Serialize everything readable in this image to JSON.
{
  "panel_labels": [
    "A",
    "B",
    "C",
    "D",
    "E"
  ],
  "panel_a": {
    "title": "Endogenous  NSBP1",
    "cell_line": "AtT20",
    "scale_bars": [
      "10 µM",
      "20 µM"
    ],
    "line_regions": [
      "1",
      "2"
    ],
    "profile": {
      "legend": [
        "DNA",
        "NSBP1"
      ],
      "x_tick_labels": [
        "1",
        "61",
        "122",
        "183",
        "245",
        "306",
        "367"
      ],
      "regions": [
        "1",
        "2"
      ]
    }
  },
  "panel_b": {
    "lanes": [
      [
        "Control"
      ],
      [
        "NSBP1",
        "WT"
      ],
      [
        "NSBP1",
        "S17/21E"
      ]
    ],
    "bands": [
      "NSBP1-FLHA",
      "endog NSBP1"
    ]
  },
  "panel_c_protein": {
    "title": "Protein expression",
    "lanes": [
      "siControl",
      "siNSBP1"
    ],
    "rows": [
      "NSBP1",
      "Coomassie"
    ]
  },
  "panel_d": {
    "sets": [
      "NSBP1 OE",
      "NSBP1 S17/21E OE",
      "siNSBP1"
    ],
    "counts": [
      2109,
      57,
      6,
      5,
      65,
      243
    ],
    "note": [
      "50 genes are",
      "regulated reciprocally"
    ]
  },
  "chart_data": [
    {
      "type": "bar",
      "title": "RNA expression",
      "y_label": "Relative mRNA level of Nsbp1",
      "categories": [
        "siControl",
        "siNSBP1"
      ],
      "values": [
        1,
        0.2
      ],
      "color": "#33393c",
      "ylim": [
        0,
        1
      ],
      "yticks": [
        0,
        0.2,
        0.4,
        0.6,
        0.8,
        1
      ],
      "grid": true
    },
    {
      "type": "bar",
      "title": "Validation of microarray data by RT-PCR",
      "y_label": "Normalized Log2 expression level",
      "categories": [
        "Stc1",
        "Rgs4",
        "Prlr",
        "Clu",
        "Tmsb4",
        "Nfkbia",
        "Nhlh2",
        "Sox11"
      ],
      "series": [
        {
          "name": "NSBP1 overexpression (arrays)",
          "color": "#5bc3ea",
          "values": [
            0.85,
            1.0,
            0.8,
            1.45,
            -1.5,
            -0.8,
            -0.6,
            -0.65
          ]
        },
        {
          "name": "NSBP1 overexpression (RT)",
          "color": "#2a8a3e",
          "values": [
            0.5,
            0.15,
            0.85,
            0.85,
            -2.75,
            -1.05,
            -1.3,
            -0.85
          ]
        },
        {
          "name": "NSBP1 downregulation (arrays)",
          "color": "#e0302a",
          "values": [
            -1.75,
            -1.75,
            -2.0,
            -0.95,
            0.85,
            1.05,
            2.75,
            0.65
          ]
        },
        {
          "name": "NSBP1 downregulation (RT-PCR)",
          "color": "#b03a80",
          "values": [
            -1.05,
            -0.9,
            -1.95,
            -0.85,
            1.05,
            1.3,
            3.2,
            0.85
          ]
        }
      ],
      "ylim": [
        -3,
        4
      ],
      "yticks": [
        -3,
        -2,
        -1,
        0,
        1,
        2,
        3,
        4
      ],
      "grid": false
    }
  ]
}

# [Problem]
The records above should be given again in full, exactly as written.

# [Solution for this problem]
Serialize everything readable in this image to JSON.
{
  "panel_labels": [
    "A",
    "B",
    "C",
    "D",
    "E"
  ],
  "panel_a": {
    "title": "Endogenous  NSBP1",
    "cell_line": "AtT20",
    "scale_bars": [
      "10 µM",
      "20 µM"
    ],
    "line_regions": [
      "1",
      "2"
    ],
    "profile": {
      "legend": [
        "DNA",
        "NSBP1"
      ],
      "x_tick_labels": [
        "1",
        "61",
        "122",
        "183",
        "245",
        "306",
        "367"
      ],
      "regions": [
        "1",
        "2"
      ]
    }
  },
  "panel_b": {
    "lanes": [
      [
        "Control"
      ],
      [
        "NSBP1",
        "WT"
      ],
      [
        "NSBP1",
        "S17/21E"
      ]
    ],
    "bands": [
      "NSBP1-FLHA",
      "endog NSBP1"
    ]
  },
  "panel_c_protein": {
    "title": "Protein expression",
    "lanes": [
      "siControl",
      "siNSBP1"
    ],
    "rows": [
      "NSBP1",
      "Coomassie"
    ]
  },
  "panel_d": {
    "sets": [
      "NSBP1 OE",
      "NSBP1 S17/21E OE",
      "siNSBP1"
    ],
    "counts": [
      2109,
      57,
      6,
      5,
      65,
      243
    ],
    "note": [
      "50 genes are",
      "regulated reciprocally"
    ]
  },
  "chart_data": [
    {
      "type": "bar",
      "title": "RNA expression",
      "y_label": "Relative mRNA level of Nsbp1",
      "categories": [
        "siControl",
        "siNSBP1"
      ],
      "values": [
        1,
        0.2
      ],
      "color": "#33393c",
      "ylim": [
        0,
        1
      ],
      "yticks": [
        0,
        0.2,
        0.4,
        0.6,
        0.8,
        1
      ],
      "grid": true
    },
    {
      "type": "bar",
      "title": "Validation of microarray data by RT-PCR",
      "y_label": "Normalized Log2 expression level",
      "categories": [
        "Stc1",
        "Rgs4",
        "Prlr",
        "Clu",
        "Tmsb4",
        "Nfkbia",
        "Nhlh2",
        "Sox11"
      ],
      "series": [
        {
          "name": "NSBP1 overexpression (arrays)",
          "color": "#5bc3ea",
          "values": [
            0.85,
            1.0,
            0.8,
            1.45,
            -1.5,
            -0.8,
            -0.6,
            -0.65
          ]
        },
        {
          "name": "NSBP1 overexpression (RT)",
          "color": "#2a8a3e",
          "values": [
            0.5,
            0.15,
            0.85,
            0.85,
            -2.75,
            -1.05,
            -1.3,
            -0.85
          ]
        },
        {
          "name": "NSBP1 downregulation (arrays)",
          "color": "#e0302a",
          "values": [
            -1.75,
            -1.75,
            -2.0,
            -0.95,
            0.85,
            1.05,
            2.75,
            0.65
          ]
        },
        {
          "name": "NSBP1 downregulation (RT-PCR)",
          "color": "#b03a80",
          "values": [
            -1.05,
            -0.9,
            -1.95,
            -0.85,
            1.05,
            1.3,
            3.2,
            0.85
          ]
        }
      ],
      "ylim": [
        -3,
        4
      ],
      "yticks": [
        -3,
        -2,
        -1,
        0,
        1,
        2,
        3,
        4
      ],
      "grid": false
    }
  ]
}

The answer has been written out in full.